(TEXT SHOWN)
☆ ☆ ☆ ☆
Page 1 of 3

10745 - Dominant Strings

Posted: Sun Oct 17, 2004 12:53 pm
by BiK
Hello,

We tried solving the problem by reading the strings one after the other and maintaining a list of the currently nondominated strings. When a new string is read, the list is scanned and every member of the list that is dominated by the new string is removed from the list. If some of the strings in the list dominates the new one the scan stops and we read the next string. At the end of the scan, if none of the strings in the list dominates the new string, it is added to the list. However, this solution timed out. Could some of you post an idea for a faster solution and running time analysis if possible?

Greetings

Posted: Sun Oct 17, 2004 1:59 pm
by marian
Hint: There are fewer strings one given string can dominate than total number of strings.

Posted: Sun Oct 17, 2004 3:15 pm
by ..
I solve it in this way:
Read all the string.
Sort the strings in some way such that if string B < string A, string B never dominates string A.
Then check for all pair (string B, string A) if string A dominates string B.

Posted: Sun Oct 17, 2004 4:13 pm
by BiK
Hi,

.. : 10x, this is beutiful. And of course you have to look at all adjacent pairs, otherwsie you'll time out.

marian: I still don't get your hint.

Posted: Sun Oct 17, 2004 5:24 pm
by marian
..: Aren't you checking O(n^2) pairs in the worst case (ie. no dominating strings)? Unless I didn't get your algorithm.

BiK: I was just saying that one string of length K can dominate at most 2^K-2 strings. Since K<=10, one string can dominate at most 1022 strings. So it's cheaper to generate all possible strings, given string can dominate and check if it is one of the given strings. If so, flag that string as non-dominating.

I used trie to represent input strings, and used recursive procedure to generate all dominated strings. So the complexity is O(N*2^K), which is better that O(N^2), because 2^K < N, in the worst case.

Posted: Sun Oct 17, 2004 5:32 pm
by ..
marian wrote:..: Aren't you checking O(n^2) pairs in the worst case (ie. no dominating strings)? Unless I didn't get your algorithm.
Yes, but enough to get AC :wink:
marian wrote: I used trie to represent input strings, and used recursive procedure to generate all dominated strings. So the complexity is O(N*2^K), which is better that O(N^2), because 2^K < N, in the worst case.
☆ ☆ ☆ ☆
(COLLECTED MATERIAL)
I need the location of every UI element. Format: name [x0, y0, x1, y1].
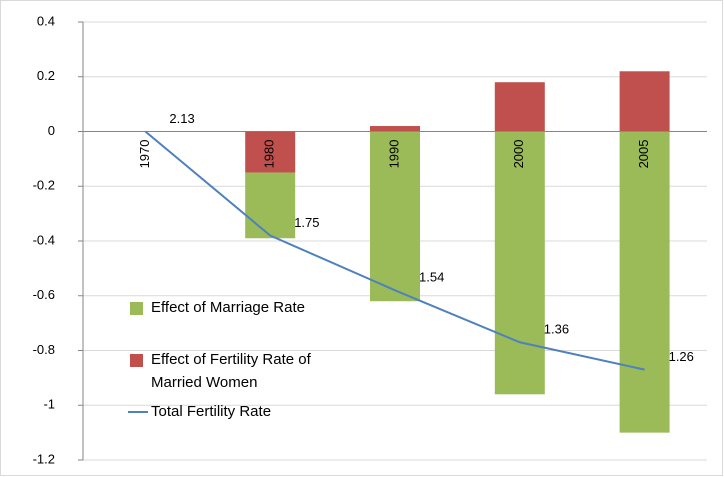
☆ ☆ ☆ ☆
(REQUIREMENTS)
In the Dominant Strings thread, what did marian use to represent the input strings?

(EXERCISE ANSWER)
A trie.